── Supplied material
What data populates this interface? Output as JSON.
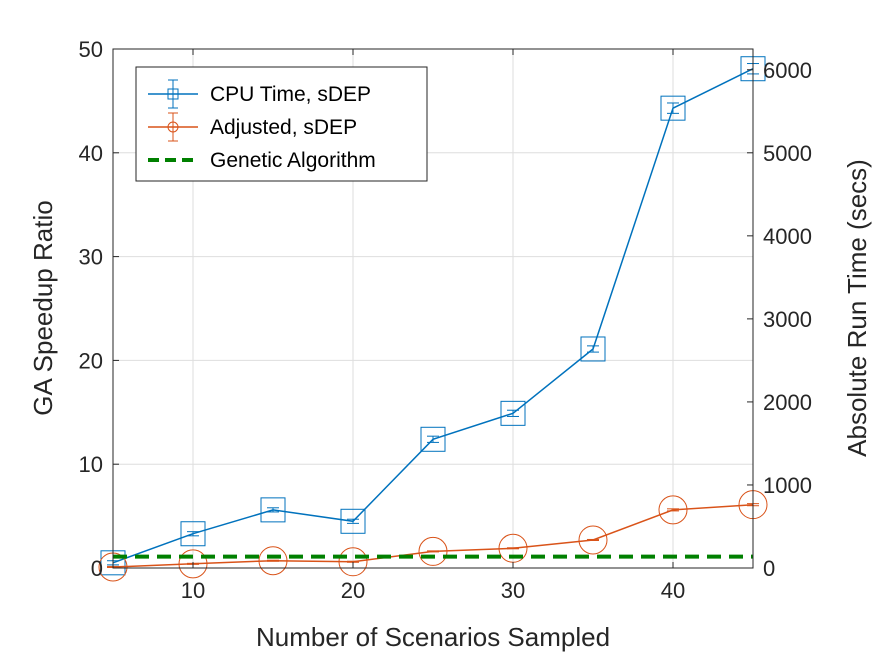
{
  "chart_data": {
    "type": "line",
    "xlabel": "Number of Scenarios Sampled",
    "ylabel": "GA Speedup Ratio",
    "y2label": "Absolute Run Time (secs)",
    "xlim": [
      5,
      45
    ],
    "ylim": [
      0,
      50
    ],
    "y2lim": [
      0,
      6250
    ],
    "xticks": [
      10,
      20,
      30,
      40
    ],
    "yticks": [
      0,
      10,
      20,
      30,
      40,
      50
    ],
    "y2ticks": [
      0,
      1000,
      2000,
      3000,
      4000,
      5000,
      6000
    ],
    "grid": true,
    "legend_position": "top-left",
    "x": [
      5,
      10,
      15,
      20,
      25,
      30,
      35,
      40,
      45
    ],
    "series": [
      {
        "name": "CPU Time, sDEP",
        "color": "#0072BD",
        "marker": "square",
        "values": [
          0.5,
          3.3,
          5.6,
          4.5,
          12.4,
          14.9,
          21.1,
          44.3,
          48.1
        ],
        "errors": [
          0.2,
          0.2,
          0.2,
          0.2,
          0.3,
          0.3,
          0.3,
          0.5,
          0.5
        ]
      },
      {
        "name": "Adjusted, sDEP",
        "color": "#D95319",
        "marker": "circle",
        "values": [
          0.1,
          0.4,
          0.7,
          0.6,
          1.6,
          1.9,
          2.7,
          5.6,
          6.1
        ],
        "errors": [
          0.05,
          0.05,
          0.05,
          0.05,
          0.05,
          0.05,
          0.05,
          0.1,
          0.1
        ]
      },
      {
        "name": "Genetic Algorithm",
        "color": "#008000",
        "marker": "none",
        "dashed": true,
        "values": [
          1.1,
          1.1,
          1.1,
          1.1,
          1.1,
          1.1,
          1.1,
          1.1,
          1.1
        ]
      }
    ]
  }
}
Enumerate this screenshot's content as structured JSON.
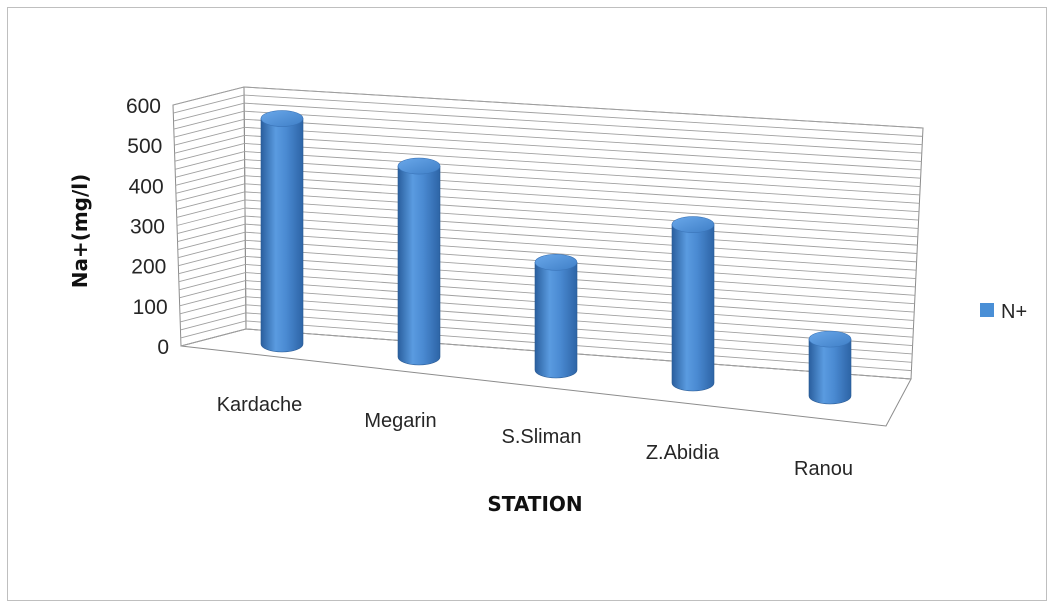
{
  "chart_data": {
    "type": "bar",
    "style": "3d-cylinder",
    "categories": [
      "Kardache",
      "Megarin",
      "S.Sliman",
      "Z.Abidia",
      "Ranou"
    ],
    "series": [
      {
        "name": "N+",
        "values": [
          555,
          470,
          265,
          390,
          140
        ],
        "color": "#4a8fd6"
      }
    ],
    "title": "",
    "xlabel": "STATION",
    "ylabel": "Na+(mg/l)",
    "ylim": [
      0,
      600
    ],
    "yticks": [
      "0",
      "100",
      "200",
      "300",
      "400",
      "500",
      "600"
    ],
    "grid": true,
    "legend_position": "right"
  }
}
────
◆ **Directions**
Supply the count of lines in the entries that contain the word "xlabel", and nothing besides.

◆ **Reply to the task**
2